Annotations of layout elements:
((

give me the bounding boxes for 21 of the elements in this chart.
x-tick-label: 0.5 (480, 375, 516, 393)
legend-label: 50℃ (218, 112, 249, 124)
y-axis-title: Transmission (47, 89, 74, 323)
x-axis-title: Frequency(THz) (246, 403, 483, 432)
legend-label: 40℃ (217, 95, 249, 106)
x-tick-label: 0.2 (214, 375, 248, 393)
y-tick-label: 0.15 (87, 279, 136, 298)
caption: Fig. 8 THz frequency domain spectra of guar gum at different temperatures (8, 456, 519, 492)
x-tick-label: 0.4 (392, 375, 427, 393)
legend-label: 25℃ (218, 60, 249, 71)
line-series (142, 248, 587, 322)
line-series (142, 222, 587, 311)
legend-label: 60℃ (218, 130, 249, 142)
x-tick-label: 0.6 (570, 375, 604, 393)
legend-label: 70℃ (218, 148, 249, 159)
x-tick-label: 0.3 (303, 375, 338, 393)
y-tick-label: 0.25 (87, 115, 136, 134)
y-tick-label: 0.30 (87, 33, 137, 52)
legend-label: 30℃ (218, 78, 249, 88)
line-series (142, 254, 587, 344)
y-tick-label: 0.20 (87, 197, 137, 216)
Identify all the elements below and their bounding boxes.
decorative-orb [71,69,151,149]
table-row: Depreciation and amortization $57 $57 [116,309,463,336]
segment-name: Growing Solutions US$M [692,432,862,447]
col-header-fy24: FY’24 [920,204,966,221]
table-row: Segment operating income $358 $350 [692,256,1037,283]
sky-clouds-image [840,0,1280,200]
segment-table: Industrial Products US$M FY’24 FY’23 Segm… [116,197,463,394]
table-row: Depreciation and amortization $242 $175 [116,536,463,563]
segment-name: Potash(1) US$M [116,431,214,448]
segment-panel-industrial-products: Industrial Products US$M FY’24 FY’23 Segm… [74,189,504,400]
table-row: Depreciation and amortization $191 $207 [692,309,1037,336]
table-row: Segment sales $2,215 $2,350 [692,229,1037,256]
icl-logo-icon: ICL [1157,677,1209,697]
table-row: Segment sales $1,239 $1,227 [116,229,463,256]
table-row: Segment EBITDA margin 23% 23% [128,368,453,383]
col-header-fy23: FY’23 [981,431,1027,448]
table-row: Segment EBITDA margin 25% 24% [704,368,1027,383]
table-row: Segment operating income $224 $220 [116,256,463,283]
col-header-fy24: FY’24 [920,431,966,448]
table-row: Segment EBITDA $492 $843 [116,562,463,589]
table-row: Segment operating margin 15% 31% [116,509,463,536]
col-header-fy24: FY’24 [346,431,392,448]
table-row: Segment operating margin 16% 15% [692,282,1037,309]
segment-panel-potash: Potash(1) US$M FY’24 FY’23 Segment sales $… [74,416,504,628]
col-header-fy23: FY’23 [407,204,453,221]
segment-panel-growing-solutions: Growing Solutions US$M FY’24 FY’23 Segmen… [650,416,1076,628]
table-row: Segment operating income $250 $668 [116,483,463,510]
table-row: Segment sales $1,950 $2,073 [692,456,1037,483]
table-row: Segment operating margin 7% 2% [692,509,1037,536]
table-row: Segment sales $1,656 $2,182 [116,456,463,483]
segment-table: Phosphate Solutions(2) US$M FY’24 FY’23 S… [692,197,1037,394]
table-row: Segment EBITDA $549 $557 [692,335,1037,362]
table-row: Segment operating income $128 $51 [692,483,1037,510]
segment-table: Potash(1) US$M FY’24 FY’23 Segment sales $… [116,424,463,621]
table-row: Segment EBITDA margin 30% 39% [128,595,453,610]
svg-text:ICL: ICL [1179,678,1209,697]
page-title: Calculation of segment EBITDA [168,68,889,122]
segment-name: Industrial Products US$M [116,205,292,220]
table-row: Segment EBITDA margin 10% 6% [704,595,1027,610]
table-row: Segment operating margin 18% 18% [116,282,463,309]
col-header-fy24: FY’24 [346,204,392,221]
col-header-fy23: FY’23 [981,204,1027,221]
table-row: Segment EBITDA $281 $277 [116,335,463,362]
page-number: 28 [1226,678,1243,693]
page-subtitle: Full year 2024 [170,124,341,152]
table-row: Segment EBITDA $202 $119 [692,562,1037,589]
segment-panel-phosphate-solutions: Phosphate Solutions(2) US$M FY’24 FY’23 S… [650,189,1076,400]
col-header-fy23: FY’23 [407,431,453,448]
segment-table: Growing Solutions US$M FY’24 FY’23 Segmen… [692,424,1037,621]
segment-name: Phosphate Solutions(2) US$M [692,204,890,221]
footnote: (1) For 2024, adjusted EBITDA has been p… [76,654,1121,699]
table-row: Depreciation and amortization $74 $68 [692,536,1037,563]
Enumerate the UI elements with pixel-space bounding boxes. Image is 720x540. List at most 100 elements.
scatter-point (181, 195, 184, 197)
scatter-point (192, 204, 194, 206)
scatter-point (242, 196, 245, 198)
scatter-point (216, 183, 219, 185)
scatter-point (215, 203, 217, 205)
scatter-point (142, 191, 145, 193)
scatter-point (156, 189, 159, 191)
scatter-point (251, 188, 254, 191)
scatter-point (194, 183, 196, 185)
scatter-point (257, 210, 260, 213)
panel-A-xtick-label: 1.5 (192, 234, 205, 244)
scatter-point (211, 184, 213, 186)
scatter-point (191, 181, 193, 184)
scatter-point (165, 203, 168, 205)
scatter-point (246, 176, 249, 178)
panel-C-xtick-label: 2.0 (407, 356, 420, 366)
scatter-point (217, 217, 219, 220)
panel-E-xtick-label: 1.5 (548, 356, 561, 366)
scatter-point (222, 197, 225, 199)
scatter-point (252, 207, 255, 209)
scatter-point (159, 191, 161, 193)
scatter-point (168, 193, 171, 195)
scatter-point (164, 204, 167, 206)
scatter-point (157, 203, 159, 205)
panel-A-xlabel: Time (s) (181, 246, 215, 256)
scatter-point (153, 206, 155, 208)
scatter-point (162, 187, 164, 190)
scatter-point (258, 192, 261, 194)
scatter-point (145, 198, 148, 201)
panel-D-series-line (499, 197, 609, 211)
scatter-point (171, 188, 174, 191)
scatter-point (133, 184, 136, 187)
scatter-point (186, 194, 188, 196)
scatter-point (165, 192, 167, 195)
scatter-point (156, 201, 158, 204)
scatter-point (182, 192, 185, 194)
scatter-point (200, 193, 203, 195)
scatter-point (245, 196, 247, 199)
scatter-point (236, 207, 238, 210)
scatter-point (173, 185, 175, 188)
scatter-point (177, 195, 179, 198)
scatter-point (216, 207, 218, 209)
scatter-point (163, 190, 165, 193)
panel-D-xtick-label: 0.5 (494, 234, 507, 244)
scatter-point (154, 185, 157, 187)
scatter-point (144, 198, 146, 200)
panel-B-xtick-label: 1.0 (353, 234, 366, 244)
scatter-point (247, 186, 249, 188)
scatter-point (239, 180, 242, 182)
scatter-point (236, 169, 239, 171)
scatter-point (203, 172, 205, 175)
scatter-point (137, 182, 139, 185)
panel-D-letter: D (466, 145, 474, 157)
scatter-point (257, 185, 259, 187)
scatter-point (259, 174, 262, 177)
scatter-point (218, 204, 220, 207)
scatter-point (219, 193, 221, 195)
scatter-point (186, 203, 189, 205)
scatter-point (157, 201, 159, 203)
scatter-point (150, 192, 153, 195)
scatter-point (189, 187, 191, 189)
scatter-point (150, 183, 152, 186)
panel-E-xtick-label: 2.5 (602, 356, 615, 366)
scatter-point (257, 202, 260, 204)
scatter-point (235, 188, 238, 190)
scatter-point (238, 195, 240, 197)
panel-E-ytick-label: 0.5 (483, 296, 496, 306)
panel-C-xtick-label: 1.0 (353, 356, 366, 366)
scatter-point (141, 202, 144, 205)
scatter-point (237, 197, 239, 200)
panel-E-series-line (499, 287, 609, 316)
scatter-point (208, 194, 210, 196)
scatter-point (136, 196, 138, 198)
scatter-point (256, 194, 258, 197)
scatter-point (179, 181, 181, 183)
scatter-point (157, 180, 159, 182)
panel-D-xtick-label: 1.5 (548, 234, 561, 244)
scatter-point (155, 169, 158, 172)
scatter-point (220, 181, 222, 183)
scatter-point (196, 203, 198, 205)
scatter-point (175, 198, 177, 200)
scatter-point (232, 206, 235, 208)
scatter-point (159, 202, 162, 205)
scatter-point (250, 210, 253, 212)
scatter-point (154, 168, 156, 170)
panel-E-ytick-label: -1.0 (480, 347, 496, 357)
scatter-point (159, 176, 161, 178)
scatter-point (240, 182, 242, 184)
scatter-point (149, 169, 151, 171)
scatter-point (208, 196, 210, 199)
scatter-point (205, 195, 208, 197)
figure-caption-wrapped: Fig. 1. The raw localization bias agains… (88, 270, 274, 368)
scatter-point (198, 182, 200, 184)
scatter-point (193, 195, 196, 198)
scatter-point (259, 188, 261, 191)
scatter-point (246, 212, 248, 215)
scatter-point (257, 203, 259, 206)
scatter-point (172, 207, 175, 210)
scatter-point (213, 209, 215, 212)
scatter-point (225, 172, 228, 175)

))

TO DO: Return the lines of the items unchanged, starting at the very first line and ending at the line that contains "line-series (142, 248, 587, 322)", with both of those lines included.

EXERCISE RESPONSE:
give me the bounding boxes for 21 of the elements in this chart.
x-tick-label: 0.5 (480, 375, 516, 393)
legend-label: 50℃ (218, 112, 249, 124)
y-axis-title: Transmission (47, 89, 74, 323)
x-axis-title: Frequency(THz) (246, 403, 483, 432)
legend-label: 40℃ (217, 95, 249, 106)
x-tick-label: 0.2 (214, 375, 248, 393)
y-tick-label: 0.15 (87, 279, 136, 298)
caption: Fig. 8 THz frequency domain spectra of guar gum at different temperatures (8, 456, 519, 492)
x-tick-label: 0.4 (392, 375, 427, 393)
legend-label: 25℃ (218, 60, 249, 71)
line-series (142, 248, 587, 322)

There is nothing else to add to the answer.